▶ [The task]
Whenever a line contains the string "throughout", copy it out of the entries.

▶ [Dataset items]
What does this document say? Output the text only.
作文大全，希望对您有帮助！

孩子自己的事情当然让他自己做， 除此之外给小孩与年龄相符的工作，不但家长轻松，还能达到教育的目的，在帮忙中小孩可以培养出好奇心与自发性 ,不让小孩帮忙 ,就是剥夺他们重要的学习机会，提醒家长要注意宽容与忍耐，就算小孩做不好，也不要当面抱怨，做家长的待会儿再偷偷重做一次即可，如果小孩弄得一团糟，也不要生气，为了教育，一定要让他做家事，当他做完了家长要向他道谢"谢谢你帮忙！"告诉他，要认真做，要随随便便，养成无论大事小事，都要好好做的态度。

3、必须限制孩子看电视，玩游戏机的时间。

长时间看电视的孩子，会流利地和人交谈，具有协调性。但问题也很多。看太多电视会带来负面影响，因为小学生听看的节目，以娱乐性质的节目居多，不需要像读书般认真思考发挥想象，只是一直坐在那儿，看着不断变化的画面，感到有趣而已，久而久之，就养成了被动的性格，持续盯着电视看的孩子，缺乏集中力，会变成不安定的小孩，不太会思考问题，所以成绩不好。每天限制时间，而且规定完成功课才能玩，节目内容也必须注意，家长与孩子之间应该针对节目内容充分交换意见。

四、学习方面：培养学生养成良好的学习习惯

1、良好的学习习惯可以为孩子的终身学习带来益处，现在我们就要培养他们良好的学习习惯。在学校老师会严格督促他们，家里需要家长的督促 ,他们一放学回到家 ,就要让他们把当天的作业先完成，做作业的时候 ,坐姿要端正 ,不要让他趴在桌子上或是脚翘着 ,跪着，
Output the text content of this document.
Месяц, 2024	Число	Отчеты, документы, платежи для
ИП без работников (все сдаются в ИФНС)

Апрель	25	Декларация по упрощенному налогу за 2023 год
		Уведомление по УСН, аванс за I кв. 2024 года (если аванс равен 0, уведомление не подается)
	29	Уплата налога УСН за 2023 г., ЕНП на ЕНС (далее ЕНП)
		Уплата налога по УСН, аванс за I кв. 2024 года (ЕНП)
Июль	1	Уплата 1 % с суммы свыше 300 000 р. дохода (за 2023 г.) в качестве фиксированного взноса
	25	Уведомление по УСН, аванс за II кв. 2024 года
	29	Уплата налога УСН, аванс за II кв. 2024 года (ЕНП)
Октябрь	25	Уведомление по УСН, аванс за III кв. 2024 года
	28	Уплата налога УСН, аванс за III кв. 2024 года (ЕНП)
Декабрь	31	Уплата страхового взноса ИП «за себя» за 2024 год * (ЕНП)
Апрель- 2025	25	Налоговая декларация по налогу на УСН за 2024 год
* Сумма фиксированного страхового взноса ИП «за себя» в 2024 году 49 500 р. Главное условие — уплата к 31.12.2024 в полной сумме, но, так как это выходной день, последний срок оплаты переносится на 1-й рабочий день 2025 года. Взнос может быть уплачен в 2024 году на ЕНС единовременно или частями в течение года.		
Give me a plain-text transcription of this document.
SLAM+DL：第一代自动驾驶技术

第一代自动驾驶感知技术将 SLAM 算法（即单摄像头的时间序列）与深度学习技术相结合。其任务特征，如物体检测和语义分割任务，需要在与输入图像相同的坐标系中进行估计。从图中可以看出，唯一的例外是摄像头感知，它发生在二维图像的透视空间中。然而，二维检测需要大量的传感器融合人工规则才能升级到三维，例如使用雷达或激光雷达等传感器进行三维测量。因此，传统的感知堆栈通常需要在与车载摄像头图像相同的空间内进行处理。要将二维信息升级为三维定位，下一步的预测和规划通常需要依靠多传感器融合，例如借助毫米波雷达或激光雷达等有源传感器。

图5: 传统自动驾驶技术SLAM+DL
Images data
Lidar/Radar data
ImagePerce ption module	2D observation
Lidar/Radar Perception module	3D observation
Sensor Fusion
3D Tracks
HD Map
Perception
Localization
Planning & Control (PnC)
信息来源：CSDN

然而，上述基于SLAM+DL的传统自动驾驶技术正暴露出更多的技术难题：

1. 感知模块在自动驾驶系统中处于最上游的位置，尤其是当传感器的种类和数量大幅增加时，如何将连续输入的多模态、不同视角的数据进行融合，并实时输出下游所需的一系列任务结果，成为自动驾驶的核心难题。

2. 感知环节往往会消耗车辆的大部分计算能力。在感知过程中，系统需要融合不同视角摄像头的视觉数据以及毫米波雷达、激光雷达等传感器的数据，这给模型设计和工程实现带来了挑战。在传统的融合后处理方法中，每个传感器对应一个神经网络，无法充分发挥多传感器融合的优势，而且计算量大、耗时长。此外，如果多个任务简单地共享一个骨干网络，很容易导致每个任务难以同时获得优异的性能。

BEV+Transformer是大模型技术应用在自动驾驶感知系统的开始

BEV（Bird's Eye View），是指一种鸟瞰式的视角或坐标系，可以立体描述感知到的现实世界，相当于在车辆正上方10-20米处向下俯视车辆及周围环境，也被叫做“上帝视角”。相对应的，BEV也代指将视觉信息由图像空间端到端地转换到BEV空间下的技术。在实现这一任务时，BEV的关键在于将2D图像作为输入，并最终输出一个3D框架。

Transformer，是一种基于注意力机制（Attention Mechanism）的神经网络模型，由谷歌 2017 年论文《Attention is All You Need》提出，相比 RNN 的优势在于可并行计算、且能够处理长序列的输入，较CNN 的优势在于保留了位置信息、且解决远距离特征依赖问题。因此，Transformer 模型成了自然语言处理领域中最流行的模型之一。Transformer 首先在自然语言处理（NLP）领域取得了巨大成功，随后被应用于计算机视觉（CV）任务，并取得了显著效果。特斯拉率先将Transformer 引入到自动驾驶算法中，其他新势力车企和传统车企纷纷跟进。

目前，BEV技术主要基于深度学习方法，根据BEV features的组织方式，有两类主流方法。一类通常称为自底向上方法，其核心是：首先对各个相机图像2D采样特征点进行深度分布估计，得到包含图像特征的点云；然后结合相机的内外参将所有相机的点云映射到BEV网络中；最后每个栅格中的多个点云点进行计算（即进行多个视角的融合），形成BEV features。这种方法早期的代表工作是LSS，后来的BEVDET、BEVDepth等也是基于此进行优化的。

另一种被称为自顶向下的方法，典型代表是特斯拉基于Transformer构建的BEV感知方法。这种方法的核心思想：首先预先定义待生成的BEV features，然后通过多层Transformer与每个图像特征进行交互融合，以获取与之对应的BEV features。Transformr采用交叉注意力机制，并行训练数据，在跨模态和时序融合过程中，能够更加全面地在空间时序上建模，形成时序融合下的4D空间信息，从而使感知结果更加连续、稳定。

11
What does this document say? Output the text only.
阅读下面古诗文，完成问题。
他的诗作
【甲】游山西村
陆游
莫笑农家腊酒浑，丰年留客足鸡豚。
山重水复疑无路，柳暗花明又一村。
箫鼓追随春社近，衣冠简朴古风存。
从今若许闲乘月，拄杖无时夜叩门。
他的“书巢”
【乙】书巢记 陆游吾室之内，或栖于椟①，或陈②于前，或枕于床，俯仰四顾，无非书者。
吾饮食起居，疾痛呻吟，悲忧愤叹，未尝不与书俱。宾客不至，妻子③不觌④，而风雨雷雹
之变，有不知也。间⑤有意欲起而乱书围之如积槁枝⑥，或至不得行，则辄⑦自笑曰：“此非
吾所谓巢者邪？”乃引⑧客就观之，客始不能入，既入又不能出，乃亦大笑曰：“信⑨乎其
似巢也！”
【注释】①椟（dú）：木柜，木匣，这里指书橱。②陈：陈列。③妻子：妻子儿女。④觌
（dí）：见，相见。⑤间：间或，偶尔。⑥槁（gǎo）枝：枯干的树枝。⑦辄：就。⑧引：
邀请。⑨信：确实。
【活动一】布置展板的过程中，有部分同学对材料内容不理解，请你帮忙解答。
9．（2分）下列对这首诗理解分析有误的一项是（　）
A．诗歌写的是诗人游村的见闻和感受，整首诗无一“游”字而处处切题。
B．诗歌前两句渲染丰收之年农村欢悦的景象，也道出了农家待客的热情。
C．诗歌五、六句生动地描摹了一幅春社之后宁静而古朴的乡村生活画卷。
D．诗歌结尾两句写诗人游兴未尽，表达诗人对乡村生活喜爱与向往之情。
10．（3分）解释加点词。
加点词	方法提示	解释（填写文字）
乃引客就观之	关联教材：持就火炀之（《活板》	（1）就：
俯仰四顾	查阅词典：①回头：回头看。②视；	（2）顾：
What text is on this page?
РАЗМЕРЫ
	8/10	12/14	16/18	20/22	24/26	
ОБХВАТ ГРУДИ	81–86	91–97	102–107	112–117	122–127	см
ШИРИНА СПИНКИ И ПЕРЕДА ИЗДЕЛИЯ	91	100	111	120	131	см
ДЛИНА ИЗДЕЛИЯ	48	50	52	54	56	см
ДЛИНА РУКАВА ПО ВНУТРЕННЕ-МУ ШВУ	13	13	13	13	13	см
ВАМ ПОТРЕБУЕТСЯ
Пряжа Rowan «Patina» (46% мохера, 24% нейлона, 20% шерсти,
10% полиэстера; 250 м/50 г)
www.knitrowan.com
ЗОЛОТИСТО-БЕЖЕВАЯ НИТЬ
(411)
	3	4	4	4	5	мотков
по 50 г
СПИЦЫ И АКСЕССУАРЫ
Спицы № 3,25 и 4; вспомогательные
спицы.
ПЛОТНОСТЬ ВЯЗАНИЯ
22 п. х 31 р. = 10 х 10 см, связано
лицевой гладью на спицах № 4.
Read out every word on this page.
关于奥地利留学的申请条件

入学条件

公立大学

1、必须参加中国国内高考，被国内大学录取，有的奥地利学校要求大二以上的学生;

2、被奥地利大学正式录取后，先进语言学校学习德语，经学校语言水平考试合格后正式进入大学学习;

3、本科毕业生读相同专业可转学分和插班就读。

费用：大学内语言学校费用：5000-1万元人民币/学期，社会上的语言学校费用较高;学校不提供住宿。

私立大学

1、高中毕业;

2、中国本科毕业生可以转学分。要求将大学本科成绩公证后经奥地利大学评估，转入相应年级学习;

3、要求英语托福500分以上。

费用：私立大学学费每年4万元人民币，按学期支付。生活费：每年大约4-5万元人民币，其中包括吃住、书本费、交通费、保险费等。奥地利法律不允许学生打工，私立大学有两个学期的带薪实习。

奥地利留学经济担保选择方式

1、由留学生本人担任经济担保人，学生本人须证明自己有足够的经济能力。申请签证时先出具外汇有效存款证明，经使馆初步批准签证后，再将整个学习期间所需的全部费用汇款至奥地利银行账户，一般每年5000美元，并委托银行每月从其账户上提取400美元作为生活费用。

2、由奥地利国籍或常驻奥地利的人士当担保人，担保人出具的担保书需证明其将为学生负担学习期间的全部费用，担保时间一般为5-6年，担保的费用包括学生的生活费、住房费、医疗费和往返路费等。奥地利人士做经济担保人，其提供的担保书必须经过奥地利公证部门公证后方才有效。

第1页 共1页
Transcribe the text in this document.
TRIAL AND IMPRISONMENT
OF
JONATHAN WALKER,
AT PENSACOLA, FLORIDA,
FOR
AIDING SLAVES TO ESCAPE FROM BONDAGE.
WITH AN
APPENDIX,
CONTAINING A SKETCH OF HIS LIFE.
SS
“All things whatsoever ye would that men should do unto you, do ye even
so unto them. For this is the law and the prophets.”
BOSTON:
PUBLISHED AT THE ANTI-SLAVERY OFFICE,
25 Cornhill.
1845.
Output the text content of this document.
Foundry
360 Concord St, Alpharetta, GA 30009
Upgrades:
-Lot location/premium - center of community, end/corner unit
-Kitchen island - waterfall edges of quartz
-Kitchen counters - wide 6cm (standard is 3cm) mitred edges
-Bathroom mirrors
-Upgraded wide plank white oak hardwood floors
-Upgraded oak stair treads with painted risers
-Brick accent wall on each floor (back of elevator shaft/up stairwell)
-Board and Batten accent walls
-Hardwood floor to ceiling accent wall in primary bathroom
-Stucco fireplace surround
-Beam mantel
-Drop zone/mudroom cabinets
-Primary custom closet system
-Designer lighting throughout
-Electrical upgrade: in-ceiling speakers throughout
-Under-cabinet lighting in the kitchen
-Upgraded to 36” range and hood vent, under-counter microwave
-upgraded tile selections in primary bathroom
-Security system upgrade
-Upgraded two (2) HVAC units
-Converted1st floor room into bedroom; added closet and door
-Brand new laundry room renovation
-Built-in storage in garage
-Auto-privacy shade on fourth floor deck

▶ [Solution to this task]
-Designer lighting throughout
-Electrical upgrade: in-ceiling speakers throughout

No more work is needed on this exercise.